# Problem requirements
Write out all of the lines below, exactly and completely.
● ● ● ● ●
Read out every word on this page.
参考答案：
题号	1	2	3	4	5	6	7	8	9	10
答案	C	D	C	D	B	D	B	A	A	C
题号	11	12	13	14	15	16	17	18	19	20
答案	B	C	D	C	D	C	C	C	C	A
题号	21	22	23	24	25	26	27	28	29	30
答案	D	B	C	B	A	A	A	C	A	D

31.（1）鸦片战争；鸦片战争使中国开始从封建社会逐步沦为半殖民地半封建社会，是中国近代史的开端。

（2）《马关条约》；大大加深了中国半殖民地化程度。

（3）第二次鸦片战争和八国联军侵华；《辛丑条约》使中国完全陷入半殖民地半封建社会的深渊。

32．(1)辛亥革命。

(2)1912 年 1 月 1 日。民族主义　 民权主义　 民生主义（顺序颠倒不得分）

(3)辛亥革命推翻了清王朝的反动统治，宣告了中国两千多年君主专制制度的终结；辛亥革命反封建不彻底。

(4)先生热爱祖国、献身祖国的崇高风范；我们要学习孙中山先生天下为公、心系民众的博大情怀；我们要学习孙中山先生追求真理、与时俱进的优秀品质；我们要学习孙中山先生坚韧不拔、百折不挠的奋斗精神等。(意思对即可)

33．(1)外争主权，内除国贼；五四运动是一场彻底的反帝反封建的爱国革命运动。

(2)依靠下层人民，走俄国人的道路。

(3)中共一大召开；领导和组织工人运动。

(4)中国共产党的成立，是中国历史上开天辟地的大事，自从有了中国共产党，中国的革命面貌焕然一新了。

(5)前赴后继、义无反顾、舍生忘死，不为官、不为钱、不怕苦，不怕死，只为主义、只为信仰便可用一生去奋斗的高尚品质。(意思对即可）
● ● ● ● ●
# Solved exercise
Read out every word on this page.
参考答案：
题号	1	2	3	4	5	6	7	8	9	10
答案	C	D	C	D	B	D	B	A	A	C
题号	11	12	13	14	15	16	17	18	19	20
答案	B	C	D	C	D	C	C	C	C	A
题号	21	22	23	24	25	26	27	28	29	30
答案	D	B	C	B	A	A	A	C	A	D

31.（1）鸦片战争；鸦片战争使中国开始从封建社会逐步沦为半殖民地半封建社会，是中国近代史的开端。

（2）《马关条约》；大大加深了中国半殖民地化程度。

（3）第二次鸦片战争和八国联军侵华；《辛丑条约》使中国完全陷入半殖民地半封建社会的深渊。

32．(1)辛亥革命。

(2)1912 年 1 月 1 日。民族主义　 民权主义　 民生主义（顺序颠倒不得分）

(3)辛亥革命推翻了清王朝的反动统治，宣告了中国两千多年君主专制制度的终结；辛亥革命反封建不彻底。

(4)先生热爱祖国、献身祖国的崇高风范；我们要学习孙中山先生天下为公、心系民众的博大情怀；我们要学习孙中山先生追求真理、与时俱进的优秀品质；我们要学习孙中山先生坚韧不拔、百折不挠的奋斗精神等。(意思对即可)

33．(1)外争主权，内除国贼；五四运动是一场彻底的反帝反封建的爱国革命运动。

(2)依靠下层人民，走俄国人的道路。

(3)中共一大召开；领导和组织工人运动。

(4)中国共产党的成立，是中国历史上开天辟地的大事，自从有了中国共产党，中国的革命面貌焕然一新了。

(5)前赴后继、义无反顾、舍生忘死，不为官、不为钱、不怕苦，不怕死，只为主义、只为信仰便可用一生去奋斗的高尚品质。(意思对即可）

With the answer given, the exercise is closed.